→ Requirements
Using the records provided below, locate and copy each line that contains the word "Government".

→ Task material
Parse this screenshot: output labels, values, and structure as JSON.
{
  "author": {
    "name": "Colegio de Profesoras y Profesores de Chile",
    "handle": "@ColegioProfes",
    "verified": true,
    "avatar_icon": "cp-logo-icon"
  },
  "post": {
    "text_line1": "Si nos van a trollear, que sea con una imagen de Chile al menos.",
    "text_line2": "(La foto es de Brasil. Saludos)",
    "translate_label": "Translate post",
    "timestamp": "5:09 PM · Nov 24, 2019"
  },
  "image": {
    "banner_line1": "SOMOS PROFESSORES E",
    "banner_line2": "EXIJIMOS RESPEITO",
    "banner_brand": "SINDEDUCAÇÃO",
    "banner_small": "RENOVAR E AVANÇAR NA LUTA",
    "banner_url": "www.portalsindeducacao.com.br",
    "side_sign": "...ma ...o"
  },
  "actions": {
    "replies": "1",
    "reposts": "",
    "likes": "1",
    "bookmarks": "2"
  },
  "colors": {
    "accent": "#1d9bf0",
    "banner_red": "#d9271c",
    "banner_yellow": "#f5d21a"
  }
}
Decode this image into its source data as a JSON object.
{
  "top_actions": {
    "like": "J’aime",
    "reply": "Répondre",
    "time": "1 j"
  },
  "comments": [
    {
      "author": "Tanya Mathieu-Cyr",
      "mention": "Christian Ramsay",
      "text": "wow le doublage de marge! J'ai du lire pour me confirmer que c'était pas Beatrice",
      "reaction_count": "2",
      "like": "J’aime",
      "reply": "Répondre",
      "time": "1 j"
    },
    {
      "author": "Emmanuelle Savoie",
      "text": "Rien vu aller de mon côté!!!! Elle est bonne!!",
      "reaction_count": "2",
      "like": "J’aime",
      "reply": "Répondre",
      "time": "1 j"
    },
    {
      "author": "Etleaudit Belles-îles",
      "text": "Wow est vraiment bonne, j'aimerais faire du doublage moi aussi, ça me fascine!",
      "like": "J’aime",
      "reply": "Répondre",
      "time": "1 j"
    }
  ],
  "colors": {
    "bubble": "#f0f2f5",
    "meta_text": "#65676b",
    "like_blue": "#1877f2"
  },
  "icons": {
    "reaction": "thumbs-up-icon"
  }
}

* * *

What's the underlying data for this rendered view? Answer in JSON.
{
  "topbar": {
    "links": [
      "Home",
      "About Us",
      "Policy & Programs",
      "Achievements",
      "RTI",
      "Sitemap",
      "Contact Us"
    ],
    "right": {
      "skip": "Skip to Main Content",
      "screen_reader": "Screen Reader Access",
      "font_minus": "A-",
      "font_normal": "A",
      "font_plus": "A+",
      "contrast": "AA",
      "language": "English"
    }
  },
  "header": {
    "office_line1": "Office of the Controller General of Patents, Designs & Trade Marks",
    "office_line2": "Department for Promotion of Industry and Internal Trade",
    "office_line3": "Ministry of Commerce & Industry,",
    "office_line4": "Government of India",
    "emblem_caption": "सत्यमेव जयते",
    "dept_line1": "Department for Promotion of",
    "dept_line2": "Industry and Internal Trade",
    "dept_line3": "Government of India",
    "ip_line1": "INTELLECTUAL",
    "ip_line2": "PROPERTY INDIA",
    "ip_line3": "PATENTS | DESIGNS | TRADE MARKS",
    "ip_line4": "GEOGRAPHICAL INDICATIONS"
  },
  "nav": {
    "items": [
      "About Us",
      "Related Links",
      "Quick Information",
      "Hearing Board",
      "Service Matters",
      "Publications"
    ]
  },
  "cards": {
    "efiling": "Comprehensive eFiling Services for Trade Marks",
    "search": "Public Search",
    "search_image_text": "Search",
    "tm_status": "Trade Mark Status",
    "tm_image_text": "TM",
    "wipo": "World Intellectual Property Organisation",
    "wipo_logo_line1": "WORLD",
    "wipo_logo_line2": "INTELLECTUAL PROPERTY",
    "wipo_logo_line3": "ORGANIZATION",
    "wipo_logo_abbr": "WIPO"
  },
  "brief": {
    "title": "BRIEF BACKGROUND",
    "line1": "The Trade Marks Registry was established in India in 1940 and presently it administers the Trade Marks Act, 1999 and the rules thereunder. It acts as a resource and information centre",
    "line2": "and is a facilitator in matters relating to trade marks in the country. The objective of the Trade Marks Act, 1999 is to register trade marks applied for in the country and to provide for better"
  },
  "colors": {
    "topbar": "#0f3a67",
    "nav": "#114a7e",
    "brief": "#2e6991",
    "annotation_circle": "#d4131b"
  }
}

→ Response for this exercise
    "office_line4": "Government of India",
    "dept_line3": "Government of India",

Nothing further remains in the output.